Brief
Return, unchanged, the part of the records that opens with the line containing "point [775,887,786,897]" and closes with the line containing "point [490,941,501,951]", including both of those lines.

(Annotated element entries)

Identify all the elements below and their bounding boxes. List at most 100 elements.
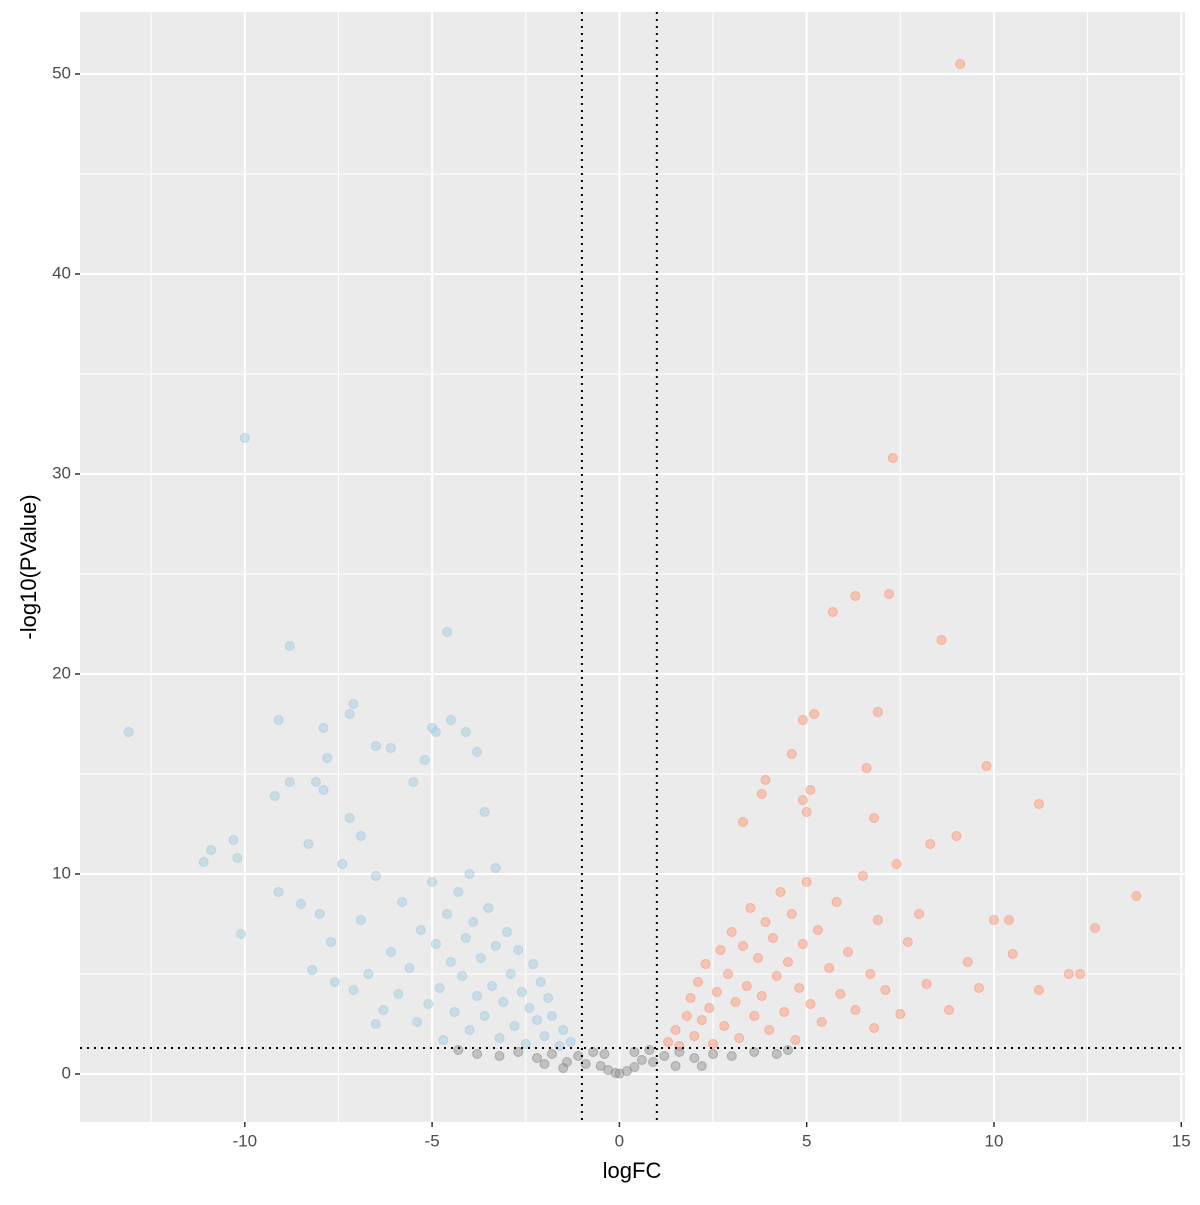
point [775,887,786,897]
point [348,699,359,709]
y-tick-label: 40 [52,263,71,282]
point [430,727,441,737]
point [531,1053,542,1063]
point [786,909,797,919]
point [693,977,704,987]
point [498,997,509,1007]
point [696,1015,707,1025]
point [790,1035,801,1045]
point [520,1039,531,1049]
point [936,635,947,645]
point [517,987,527,997]
point [734,1033,745,1043]
point [756,991,767,1001]
point [524,1003,535,1013]
point [797,939,808,949]
point [835,989,846,999]
point [513,1047,524,1057]
point [464,1025,475,1035]
point [741,981,752,991]
point [554,1041,565,1051]
point [558,1025,569,1035]
point [988,915,999,925]
point [700,959,711,969]
point [681,1011,692,1021]
point [385,947,396,957]
point [749,1011,760,1021]
point [442,909,453,919]
point [614,1068,625,1079]
point [730,997,741,1007]
point [531,1015,542,1025]
point [397,897,408,907]
point [797,795,808,805]
point [487,981,498,991]
point [760,917,771,927]
point [490,941,501,951]
x-tick-label: 15 [1172,1131,1191,1150]
point [558,1063,569,1073]
point [539,1059,550,1069]
point [738,817,748,827]
x-tick-label: -5 [425,1131,440,1150]
y-axis-title: -log10(PValue) [16,494,41,639]
point [460,933,471,943]
point [329,977,340,987]
point [502,927,513,937]
point [1063,969,1074,979]
point [539,1031,550,1041]
point [962,957,973,967]
point [689,1053,700,1063]
point [415,925,426,935]
point [944,1005,955,1015]
point [546,1049,557,1059]
point [925,839,936,849]
point [303,839,314,849]
point [644,1045,655,1055]
point [636,1055,647,1065]
point [528,959,539,969]
point [505,969,516,979]
point [490,863,501,873]
point [472,747,483,757]
point [629,1062,640,1072]
point [535,977,546,987]
x-tick-label: 10 [985,1131,1004,1150]
point [123,727,134,737]
points [123,59,1142,1079]
point [355,831,366,841]
point [355,915,366,925]
point [696,1061,707,1071]
point [805,785,816,795]
point [284,777,295,787]
point [749,1047,760,1057]
panel-background [80,12,1185,1122]
y-tick-label: 0 [62,1063,71,1082]
point [423,999,434,1009]
point [494,1051,505,1061]
y-tick-label: 30 [52,463,71,482]
point [786,749,797,759]
point [236,929,247,939]
point [475,953,486,963]
point [951,831,962,841]
point [603,1065,614,1075]
point [445,715,456,725]
point [745,903,756,913]
point [449,1007,460,1017]
point [771,971,782,981]
point [565,1037,576,1047]
point [494,1033,505,1043]
point [914,909,925,919]
point [884,589,895,599]
point [468,917,479,927]
point [738,941,748,951]
point [344,709,355,719]
point [824,963,835,973]
point [891,859,902,869]
point [370,871,381,881]
point [457,971,468,981]
point [232,853,243,863]
point [981,761,992,771]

Finished task
point [775,887,786,897]
point [348,699,359,709]
y-tick-label: 40 [52,263,71,282]
point [430,727,441,737]
point [531,1053,542,1063]
point [786,909,797,919]
point [693,977,704,987]
point [498,997,509,1007]
point [696,1015,707,1025]
point [790,1035,801,1045]
point [520,1039,531,1049]
point [936,635,947,645]
point [517,987,527,997]
point [734,1033,745,1043]
point [756,991,767,1001]
point [524,1003,535,1013]
point [797,939,808,949]
point [835,989,846,999]
point [513,1047,524,1057]
point [464,1025,475,1035]
point [741,981,752,991]
point [554,1041,565,1051]
point [558,1025,569,1035]
point [988,915,999,925]
point [700,959,711,969]
point [681,1011,692,1021]
point [385,947,396,957]
point [749,1011,760,1021]
point [442,909,453,919]
point [614,1068,625,1079]
point [730,997,741,1007]
point [531,1015,542,1025]
point [397,897,408,907]
point [797,795,808,805]
point [487,981,498,991]
point [760,917,771,927]
point [490,941,501,951]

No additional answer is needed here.